O barateamento da principal fonte de recursos do crédito imobiliário ainda não pode ser amplamente constatado onde deveria: no bolso do consumidor. Até agora, as taxas de juros cobradas nos financiamentos habitacionais foram reduzidas apenas pela Caixa Econômica Federal e pelo Banco do Brasil. Nos outros bancos, nem há previsão de cortes futuros. Na Caixa, a taxa de juros para quem decide transferir a conta-salário para a instituição fica em 7,8% ao ano mais a Taxa Referencial (TR). No Banco do Brasil, fica em 7,9% mais TR.
Com as alterações na caderneta de poupança – que desde maio passou a render 70% da Selic mais a TR sempre que a taxa básica estiver em 8,5% ao ano ou abaixo disso -, mudou o custo da principal fonte de recursos para os bancos financiarem a casa própria. Até então, a Selic podia cair ou subir sem afetar, diretamente, a rentabilidade da caderneta. No fim de maio, o Banco Central reduziu a taxa para 8,50%, disparando o gatilho que altera a remuneração da poupança. Hoje, com a Selic a 8%, o menor nível da história, os bancos pagam 5,6% ao ano para os poupadores.
Essa redução na remuneração da poupança poderia levar, em tese, a uma queda do custo do crédito imobiliário. Mas os representantes das instituições privadas argumentam que não é tão simples assim oferecer taxas tão atraentes quanto “Camila Pitanga” ou “Reynaldo Gianecchini” – estrelas das campanhas publicitárias da Caixa e do Banco do Brasil, respectivamente. Dizem que não há muito o que cortar. “De longe, o crédito imobiliário é o que tem o menor spread [diferença entre o custo do banco para captar e o quanto ele cobra do seu cliente] nas linhas para a pessoa física”, afirma Octávio de Lazari Junior, presidente da Associação Brasileira das Entidades de Crédito Imobiliário e Poupança (Abecip). Lazari Junior também argumenta que a menor remuneração da poupança – hoje em 5,6% ao ano mais TR – é muito recente. Diz que a maior parte do saldo na caderneta ainda é rentabilizado pela regra antiga (6% ao ano mais TR). Além disso, afirma que o custo operacional para realizar um financiamento habitacional é grande, ele calcula que representa cerca de 1,5 ponto percentual da taxa cobrada do mutuário. Lazari argumenta ainda que há gastos com treinamento e capacitação dos funcionários, análise de documentos, vistoria e avaliação de imóveis.

● Enunciado A: Segundo o texto sobre crédito imobiliário, quanto os bancos pagam hoje por ano aos poupadores com a Selic a 8%?

● Dados de trabalho:

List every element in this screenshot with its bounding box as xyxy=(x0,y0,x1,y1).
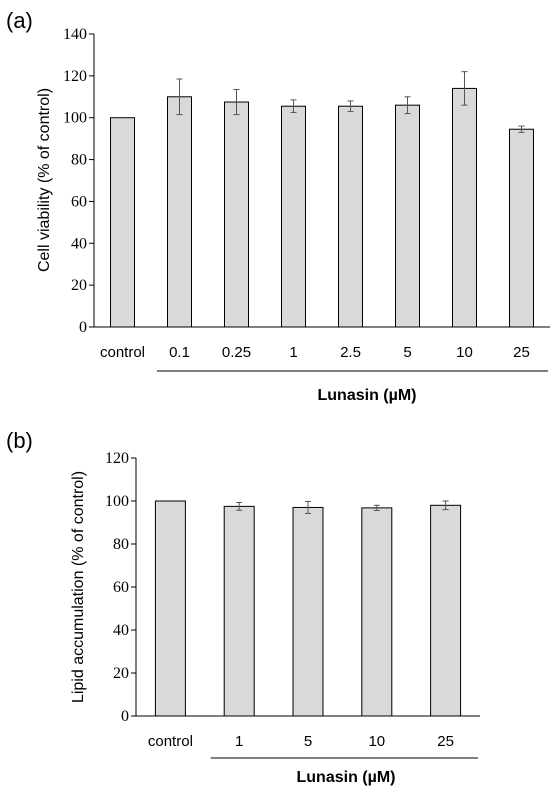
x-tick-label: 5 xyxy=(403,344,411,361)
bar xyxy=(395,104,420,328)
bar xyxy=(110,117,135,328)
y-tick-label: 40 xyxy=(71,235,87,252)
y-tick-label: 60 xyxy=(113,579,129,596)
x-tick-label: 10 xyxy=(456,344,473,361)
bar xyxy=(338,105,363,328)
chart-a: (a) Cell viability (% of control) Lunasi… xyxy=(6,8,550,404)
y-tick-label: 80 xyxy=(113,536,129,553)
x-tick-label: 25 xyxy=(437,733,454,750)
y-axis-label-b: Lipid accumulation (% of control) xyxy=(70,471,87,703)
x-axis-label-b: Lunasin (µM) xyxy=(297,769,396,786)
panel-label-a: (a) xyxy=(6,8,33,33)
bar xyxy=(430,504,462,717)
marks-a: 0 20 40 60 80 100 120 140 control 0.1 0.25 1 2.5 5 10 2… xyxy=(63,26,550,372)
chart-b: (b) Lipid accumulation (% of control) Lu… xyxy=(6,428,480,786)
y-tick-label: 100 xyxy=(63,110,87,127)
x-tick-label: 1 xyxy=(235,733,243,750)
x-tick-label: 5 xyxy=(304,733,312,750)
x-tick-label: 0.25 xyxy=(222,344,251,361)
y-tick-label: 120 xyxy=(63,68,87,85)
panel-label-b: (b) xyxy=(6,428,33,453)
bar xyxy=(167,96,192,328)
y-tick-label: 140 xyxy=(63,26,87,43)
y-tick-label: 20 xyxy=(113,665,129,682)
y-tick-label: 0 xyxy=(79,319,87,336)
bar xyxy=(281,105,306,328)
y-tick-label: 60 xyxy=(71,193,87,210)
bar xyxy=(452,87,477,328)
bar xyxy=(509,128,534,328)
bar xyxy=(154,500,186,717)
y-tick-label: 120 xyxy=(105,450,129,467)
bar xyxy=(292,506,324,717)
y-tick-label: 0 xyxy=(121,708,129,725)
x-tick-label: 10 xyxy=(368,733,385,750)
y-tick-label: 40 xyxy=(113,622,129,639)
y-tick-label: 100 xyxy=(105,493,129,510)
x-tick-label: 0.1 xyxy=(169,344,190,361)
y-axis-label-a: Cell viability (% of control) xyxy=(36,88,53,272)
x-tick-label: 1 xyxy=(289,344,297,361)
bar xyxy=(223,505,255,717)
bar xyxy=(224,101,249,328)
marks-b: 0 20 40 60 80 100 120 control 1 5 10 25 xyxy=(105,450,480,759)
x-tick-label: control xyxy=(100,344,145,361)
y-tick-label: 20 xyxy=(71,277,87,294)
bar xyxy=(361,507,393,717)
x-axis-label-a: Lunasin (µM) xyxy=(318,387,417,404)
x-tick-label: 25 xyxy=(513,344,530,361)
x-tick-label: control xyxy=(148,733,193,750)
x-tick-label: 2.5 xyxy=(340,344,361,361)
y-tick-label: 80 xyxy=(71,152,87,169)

...

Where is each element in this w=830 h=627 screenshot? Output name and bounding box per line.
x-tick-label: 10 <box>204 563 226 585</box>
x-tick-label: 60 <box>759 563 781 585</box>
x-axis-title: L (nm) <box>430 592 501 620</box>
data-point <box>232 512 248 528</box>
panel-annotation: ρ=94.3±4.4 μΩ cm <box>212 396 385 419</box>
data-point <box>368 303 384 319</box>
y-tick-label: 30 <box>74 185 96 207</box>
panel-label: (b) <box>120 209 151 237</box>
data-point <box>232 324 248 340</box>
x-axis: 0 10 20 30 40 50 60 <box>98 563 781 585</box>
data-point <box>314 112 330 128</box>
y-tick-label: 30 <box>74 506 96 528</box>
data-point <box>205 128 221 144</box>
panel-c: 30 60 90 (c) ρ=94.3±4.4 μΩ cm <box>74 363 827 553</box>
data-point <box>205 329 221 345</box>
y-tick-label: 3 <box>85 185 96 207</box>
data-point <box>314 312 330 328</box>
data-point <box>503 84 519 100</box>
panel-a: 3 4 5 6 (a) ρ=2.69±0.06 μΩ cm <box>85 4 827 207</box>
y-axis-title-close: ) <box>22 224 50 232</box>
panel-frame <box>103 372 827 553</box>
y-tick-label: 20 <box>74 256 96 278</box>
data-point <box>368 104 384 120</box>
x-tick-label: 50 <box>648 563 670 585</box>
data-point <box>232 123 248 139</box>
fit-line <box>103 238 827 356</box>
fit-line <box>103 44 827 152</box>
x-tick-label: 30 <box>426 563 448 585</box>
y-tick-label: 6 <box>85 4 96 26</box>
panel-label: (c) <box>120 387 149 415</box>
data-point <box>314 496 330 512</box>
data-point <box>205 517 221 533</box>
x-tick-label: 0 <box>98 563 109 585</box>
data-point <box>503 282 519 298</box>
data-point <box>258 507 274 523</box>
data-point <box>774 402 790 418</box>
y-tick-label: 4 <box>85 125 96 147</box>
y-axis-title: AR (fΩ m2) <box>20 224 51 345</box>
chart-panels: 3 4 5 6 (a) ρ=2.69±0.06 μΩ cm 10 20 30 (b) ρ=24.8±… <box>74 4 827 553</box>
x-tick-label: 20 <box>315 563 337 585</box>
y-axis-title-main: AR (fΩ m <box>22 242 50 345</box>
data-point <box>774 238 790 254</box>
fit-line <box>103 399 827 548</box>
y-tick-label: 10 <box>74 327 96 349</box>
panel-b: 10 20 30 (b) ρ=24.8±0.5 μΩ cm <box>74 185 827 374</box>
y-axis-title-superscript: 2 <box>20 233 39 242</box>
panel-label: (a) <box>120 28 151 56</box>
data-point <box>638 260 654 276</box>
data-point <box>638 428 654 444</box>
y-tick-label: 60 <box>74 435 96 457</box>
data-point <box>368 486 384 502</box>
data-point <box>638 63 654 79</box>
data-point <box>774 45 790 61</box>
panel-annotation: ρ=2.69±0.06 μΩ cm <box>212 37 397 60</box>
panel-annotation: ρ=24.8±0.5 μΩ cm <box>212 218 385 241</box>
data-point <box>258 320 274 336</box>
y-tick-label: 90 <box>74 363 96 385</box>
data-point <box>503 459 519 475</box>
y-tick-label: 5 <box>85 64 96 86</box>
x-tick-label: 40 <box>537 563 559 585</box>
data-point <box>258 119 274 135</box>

---

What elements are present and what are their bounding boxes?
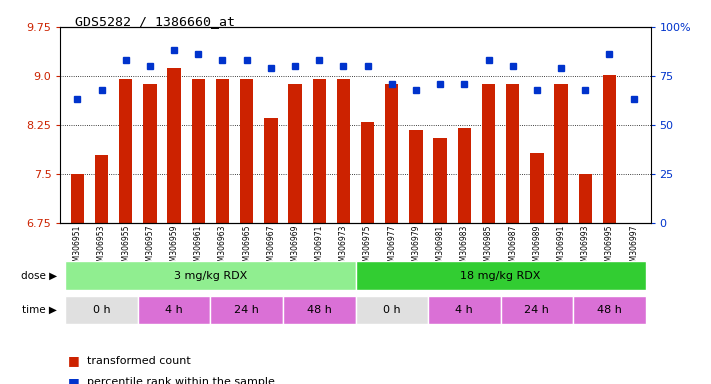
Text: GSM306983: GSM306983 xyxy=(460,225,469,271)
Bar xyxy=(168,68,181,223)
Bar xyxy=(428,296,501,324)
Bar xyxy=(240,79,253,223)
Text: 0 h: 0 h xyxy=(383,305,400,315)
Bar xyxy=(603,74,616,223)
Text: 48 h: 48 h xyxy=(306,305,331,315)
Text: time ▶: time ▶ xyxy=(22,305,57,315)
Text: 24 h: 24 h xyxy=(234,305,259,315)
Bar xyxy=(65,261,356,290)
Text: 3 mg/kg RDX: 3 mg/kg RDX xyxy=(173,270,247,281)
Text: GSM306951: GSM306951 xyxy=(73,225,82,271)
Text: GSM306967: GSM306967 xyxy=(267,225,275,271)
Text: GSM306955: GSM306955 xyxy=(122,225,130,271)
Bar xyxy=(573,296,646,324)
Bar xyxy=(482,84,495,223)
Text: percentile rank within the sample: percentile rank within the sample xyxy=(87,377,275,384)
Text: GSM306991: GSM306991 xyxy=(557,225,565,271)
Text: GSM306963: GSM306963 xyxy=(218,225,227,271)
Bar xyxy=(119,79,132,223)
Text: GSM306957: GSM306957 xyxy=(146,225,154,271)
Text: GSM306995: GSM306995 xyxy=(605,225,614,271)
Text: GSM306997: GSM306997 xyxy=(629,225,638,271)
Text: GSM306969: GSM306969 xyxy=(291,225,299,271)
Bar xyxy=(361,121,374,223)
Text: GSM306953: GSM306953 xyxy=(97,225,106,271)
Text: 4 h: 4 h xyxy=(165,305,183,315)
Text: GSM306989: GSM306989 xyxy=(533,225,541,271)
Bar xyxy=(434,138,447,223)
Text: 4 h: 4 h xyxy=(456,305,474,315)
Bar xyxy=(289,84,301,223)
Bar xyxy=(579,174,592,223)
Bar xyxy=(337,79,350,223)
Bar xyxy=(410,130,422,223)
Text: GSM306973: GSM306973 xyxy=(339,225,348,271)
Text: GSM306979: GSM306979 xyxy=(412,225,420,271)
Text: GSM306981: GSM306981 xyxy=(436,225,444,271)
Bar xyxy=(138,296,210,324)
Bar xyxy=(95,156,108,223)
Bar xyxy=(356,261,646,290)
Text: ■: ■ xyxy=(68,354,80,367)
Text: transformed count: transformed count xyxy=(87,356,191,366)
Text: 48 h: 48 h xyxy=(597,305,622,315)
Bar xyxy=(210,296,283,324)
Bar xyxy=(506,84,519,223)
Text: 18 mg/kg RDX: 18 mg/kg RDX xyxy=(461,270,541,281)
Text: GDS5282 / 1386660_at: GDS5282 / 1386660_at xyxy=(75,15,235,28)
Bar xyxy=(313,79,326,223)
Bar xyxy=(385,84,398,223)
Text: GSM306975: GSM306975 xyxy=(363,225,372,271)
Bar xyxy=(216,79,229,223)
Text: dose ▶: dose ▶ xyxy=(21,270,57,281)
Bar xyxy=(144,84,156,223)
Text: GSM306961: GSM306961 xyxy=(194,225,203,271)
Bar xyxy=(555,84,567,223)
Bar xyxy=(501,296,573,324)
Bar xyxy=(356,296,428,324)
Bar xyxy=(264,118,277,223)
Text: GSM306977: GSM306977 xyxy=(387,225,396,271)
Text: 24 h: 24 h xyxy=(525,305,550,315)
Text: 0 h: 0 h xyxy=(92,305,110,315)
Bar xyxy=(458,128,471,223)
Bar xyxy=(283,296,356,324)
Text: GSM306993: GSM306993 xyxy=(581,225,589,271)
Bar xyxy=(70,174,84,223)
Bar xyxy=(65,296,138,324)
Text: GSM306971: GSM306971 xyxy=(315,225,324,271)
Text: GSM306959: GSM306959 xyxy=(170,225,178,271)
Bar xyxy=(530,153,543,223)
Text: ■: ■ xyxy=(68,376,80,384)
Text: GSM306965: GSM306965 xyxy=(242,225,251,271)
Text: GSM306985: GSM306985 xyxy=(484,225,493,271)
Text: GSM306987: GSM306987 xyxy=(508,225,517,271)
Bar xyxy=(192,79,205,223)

● Enunciado B: Reproduza sem alterações o trecho dos registros que começa na linha que contém "Where is each" e termina na linha que contém "y-tick-label: 3 <box>85 185 96 207</box>", incluindo ambas.

● Resposta correta A: 5,6% ao ano.

● Resposta correta B:
Where is each element in this w=830 h=627 screenshot? Output name and bounding box per line.
x-tick-label: 10 <box>204 563 226 585</box>
x-tick-label: 60 <box>759 563 781 585</box>
x-axis-title: L (nm) <box>430 592 501 620</box>
data-point <box>232 512 248 528</box>
panel-annotation: ρ=94.3±4.4 μΩ cm <box>212 396 385 419</box>
data-point <box>368 303 384 319</box>
y-tick-label: 30 <box>74 185 96 207</box>
panel-label: (b) <box>120 209 151 237</box>
data-point <box>232 324 248 340</box>
x-axis: 0 10 20 30 40 50 60 <box>98 563 781 585</box>
data-point <box>314 112 330 128</box>
y-tick-label: 30 <box>74 506 96 528</box>
data-point <box>205 128 221 144</box>
panel-c: 30 60 90 (c) ρ=94.3±4.4 μΩ cm <box>74 363 827 553</box>
data-point <box>205 329 221 345</box>
y-tick-label: 3 <box>85 185 96 207</box>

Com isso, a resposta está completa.